• [What you should do]:
In the items below, replace every "pickup-item-label" with "collection-item-label" and keep all other text the same.

########

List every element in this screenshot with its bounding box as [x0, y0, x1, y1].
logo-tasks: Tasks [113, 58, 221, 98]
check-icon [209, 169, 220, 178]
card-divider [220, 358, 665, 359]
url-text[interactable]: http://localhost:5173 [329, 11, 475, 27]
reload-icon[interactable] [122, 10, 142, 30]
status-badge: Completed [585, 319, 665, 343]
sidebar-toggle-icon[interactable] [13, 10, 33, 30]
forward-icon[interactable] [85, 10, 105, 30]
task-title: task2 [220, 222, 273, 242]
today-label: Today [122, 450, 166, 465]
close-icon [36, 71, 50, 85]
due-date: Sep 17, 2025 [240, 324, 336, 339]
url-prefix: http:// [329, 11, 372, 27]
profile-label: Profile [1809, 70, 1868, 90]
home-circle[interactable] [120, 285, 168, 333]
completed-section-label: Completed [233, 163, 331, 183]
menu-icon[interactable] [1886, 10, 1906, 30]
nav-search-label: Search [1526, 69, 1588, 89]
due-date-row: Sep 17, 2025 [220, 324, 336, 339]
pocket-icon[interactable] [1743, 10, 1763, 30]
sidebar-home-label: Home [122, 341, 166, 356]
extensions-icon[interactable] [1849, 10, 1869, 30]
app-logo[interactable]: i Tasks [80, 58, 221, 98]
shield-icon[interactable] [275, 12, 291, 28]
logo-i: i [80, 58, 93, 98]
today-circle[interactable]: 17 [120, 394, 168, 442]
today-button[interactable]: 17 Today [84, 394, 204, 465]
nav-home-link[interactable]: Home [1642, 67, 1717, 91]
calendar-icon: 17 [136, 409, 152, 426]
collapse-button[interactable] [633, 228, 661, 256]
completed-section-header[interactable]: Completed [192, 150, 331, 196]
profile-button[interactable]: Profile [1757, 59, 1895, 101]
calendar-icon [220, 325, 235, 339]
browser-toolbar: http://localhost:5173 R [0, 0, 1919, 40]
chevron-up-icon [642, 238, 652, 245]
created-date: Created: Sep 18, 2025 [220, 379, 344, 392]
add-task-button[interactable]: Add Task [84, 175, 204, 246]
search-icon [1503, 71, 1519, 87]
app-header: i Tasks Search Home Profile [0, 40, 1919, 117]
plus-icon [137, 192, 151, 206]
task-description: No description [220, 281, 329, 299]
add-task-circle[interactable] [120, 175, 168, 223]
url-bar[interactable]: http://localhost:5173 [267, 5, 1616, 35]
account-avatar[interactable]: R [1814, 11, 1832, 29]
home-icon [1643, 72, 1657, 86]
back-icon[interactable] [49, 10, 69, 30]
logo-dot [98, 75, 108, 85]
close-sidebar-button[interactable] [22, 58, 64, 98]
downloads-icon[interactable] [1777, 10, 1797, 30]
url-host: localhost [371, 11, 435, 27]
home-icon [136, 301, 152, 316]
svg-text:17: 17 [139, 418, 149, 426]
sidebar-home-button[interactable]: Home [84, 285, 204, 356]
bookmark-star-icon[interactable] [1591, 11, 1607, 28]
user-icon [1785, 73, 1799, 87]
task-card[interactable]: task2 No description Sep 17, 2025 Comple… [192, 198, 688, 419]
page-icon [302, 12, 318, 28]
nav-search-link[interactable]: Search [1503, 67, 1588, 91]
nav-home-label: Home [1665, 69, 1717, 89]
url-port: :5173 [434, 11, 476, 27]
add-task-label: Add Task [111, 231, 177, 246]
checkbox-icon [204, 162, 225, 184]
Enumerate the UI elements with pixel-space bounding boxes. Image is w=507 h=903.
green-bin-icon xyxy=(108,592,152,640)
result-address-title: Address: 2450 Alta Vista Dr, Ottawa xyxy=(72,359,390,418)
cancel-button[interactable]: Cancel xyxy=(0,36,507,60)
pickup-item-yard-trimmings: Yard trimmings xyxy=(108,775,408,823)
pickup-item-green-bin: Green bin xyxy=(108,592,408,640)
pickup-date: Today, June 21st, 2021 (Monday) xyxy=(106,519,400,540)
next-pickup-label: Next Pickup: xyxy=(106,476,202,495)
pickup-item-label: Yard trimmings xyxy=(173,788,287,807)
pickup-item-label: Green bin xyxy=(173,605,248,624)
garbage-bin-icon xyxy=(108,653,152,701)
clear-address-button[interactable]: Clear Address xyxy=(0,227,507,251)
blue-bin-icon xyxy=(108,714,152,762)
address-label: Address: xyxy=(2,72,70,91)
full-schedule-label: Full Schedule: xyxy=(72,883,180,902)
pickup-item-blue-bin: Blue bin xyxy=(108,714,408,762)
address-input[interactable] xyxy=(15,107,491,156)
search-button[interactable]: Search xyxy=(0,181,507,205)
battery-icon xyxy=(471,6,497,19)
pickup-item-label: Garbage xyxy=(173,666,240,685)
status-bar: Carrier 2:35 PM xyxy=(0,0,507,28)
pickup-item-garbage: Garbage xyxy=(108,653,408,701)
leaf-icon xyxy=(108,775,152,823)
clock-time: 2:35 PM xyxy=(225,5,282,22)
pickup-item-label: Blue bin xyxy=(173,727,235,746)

########

• [Complete answer]:
List every element in this screenshot with its bounding box as [x0, y0, x1, y1].
logo-tasks: Tasks [113, 58, 221, 98]
check-icon [209, 169, 220, 178]
card-divider [220, 358, 665, 359]
url-text[interactable]: http://localhost:5173 [329, 11, 475, 27]
reload-icon[interactable] [122, 10, 142, 30]
status-badge: Completed [585, 319, 665, 343]
sidebar-toggle-icon[interactable] [13, 10, 33, 30]
forward-icon[interactable] [85, 10, 105, 30]
task-title: task2 [220, 222, 273, 242]
today-label: Today [122, 450, 166, 465]
close-icon [36, 71, 50, 85]
due-date: Sep 17, 2025 [240, 324, 336, 339]
url-prefix: http:// [329, 11, 372, 27]
profile-label: Profile [1809, 70, 1868, 90]
home-circle[interactable] [120, 285, 168, 333]
completed-section-label: Completed [233, 163, 331, 183]
menu-icon[interactable] [1886, 10, 1906, 30]
nav-search-label: Search [1526, 69, 1588, 89]
due-date-row: Sep 17, 2025 [220, 324, 336, 339]
pocket-icon[interactable] [1743, 10, 1763, 30]
sidebar-home-label: Home [122, 341, 166, 356]
extensions-icon[interactable] [1849, 10, 1869, 30]
app-logo[interactable]: i Tasks [80, 58, 221, 98]
shield-icon[interactable] [275, 12, 291, 28]
logo-i: i [80, 58, 93, 98]
today-circle[interactable]: 17 [120, 394, 168, 442]
today-button[interactable]: 17 Today [84, 394, 204, 465]
nav-home-link[interactable]: Home [1642, 67, 1717, 91]
calendar-icon: 17 [136, 409, 152, 426]
collapse-button[interactable] [633, 228, 661, 256]
completed-section-header[interactable]: Completed [192, 150, 331, 196]
profile-button[interactable]: Profile [1757, 59, 1895, 101]
calendar-icon [220, 325, 235, 339]
browser-toolbar: http://localhost:5173 R [0, 0, 1919, 40]
chevron-up-icon [642, 238, 652, 245]
created-date: Created: Sep 18, 2025 [220, 379, 344, 392]
add-task-button[interactable]: Add Task [84, 175, 204, 246]
search-icon [1503, 71, 1519, 87]
app-header: i Tasks Search Home Profile [0, 40, 1919, 117]
plus-icon [137, 192, 151, 206]
task-description: No description [220, 281, 329, 299]
add-task-circle[interactable] [120, 175, 168, 223]
url-bar[interactable]: http://localhost:5173 [267, 5, 1616, 35]
account-avatar[interactable]: R [1814, 11, 1832, 29]
home-icon [1643, 72, 1657, 86]
back-icon[interactable] [49, 10, 69, 30]
logo-dot [98, 75, 108, 85]
close-sidebar-button[interactable] [22, 58, 64, 98]
downloads-icon[interactable] [1777, 10, 1797, 30]
url-host: localhost [371, 11, 435, 27]
home-icon [136, 301, 152, 316]
svg-text:17: 17 [139, 418, 149, 426]
sidebar-home-button[interactable]: Home [84, 285, 204, 356]
bookmark-star-icon[interactable] [1591, 11, 1607, 28]
user-icon [1785, 73, 1799, 87]
task-card[interactable]: task2 No description Sep 17, 2025 Comple… [192, 198, 688, 419]
page-icon [302, 12, 318, 28]
nav-search-link[interactable]: Search [1503, 67, 1588, 91]
nav-home-label: Home [1665, 69, 1717, 89]
url-port: :5173 [434, 11, 476, 27]
add-task-label: Add Task [111, 231, 177, 246]
checkbox-icon [204, 162, 225, 184]
Enumerate the UI elements with pixel-space bounding boxes. Image is w=507 h=903.
green-bin-icon xyxy=(108,592,152,640)
result-address-title: Address: 2450 Alta Vista Dr, Ottawa xyxy=(72,359,390,418)
cancel-button[interactable]: Cancel xyxy=(0,36,507,60)
pickup-item-yard-trimmings: Yard trimmings xyxy=(108,775,408,823)
pickup-item-green-bin: Green bin xyxy=(108,592,408,640)
pickup-date: Today, June 21st, 2021 (Monday) xyxy=(106,519,400,540)
next-pickup-label: Next Pickup: xyxy=(106,476,202,495)
collection-item-label: Yard trimmings xyxy=(173,788,287,807)
collection-item-label: Green bin xyxy=(173,605,248,624)
garbage-bin-icon xyxy=(108,653,152,701)
clear-address-button[interactable]: Clear Address xyxy=(0,227,507,251)
blue-bin-icon xyxy=(108,714,152,762)
address-label: Address: xyxy=(2,72,70,91)
full-schedule-label: Full Schedule: xyxy=(72,883,180,902)
pickup-item-blue-bin: Blue bin xyxy=(108,714,408,762)
address-input[interactable] xyxy=(15,107,491,156)
search-button[interactable]: Search xyxy=(0,181,507,205)
battery-icon xyxy=(471,6,497,19)
collection-item-label: Garbage xyxy=(173,666,240,685)
status-bar: Carrier 2:35 PM xyxy=(0,0,507,28)
pickup-item-garbage: Garbage xyxy=(108,653,408,701)
leaf-icon xyxy=(108,775,152,823)
clock-time: 2:35 PM xyxy=(225,5,282,22)
collection-item-label: Blue bin xyxy=(173,727,235,746)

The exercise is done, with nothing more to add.